# Text
****
The groups suing the FAA alleged that the agency should have conducted a more in-depth environmental study on the likely impacts of SpaceX activity before allowing the company to launch the world's largest rocket, Starship, from its Starbase facility, a spaceport on the Gulf Coast near Brownsville, Texas.
The groups also alleged that the "mitigations" the agency required of SpaceX were not enough to avoid "significant adverse effects" to endangered species, their habitat and tribes in the area that count the land and wildlife sacred.
Friday's SpaceX filing outlines the potential consequences for the company if the environmentalists win the lawsuit, noting implications for its business and finances — as well as arguing there would be damage to the "substantial national interest" and possible scientific benefits of Starship.
"If the Court were to rule in Plaintiffs' favor, the FAA's decision could be set aside, and further licensing of the Starship/Super Heavy Program could be significantly delayed, causing severe injury to SpaceX's business," the company wrote.
The lawsuit seeks for the FAA to conduct an environmental impact statement (EIS) — a lengthy and thorough procedure that would likely sideline SpaceX's Starship work in Texas for years.
The company also wrote in the motion that "the FAA does not adequately represent SpaceX's interests" in the lawsuit, since it's a government agency. It noted that the FAA "has a direct and substantial economic interest in the outcome of this case that the government does not share."
****
# Given data
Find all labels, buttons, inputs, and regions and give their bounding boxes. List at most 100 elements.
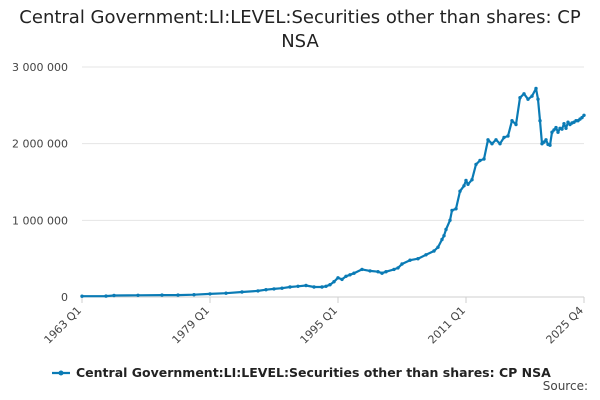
****
# Things to do
- a) Quote the Starship lawsuit text from "The groups also" through "and wildlife sacred.".
- b) According to the Starship lawsuit text, what does the lawsuit seek to have the FAA conduct?
- c) Carry on the text about the Starship lawsuit from its final sentence.
The listing has no connection to the text about the lawsuit against the FAA.

# Response list
- a)
The groups also alleged that the "mitigations" the agency required of SpaceX were not enough to avoid "significant adverse effects" to endangered species, their habitat and tribes in the area that count the land and wildlife sacred.

- b) An environmental impact statement (EIS).

- c)
The FAA in a statement to CNBC said it "does not comment on ongoing litigation issues."
SpaceX Chief Financial Officer Bret Johnsen submitted a declaration alongside the motion to further detail potential damages to the company if it lost the lawsuit. In the statement, Johnsen wrote that "SpaceX has invested more than $3 billion into developing" the Starbase facility and Starship system since July 2014.
This year alone the company expects to spend about $2 billion on Starship development, according to comments CEO Musk made following its first fully stacked launch attempt last month.
Johnsen also highlighted the pipeline of contracts that SpaceX is building for future Starship missions.
SpaceX currently has a major NASA contract worth up to $4.2 billion to use the rocket to land astronauts on the moon. Additionally, the company has signed commercial customer contracts — including three separate missions for wealthy individuals Jared Isaacman, Yusaku Maezawa and Dennis Tito — for Starship that Johnsen wrote are "worth hundreds of millions of dollars at this time."
Starship also is crucial to the future of the company's Starlink satellite internet business, which has over 1.5 million customers. Johnsen noted that "SpaceX has invested billions of dollars into Starlink" to date.
Musk has previously highlighted the interdependence of those two businesses, with Johnsen further reiterating that SpaceX needs Starship flying in order to launch its second generation, or "V2," Starlink satellites.
"Without Starship … not only will SpaceX be harmed financially by its inability to launch v.2 satellites, but also hundreds of thousands of people … are waiting until the Starlink constellation is upgraded and can serve them," Johnsen wrote.
Finally, Johnsen noted that losing the lawsuit would cause the company to "substantially reduce" investment in its Starbase facility, which would harm its interests, as well as local employees and communities.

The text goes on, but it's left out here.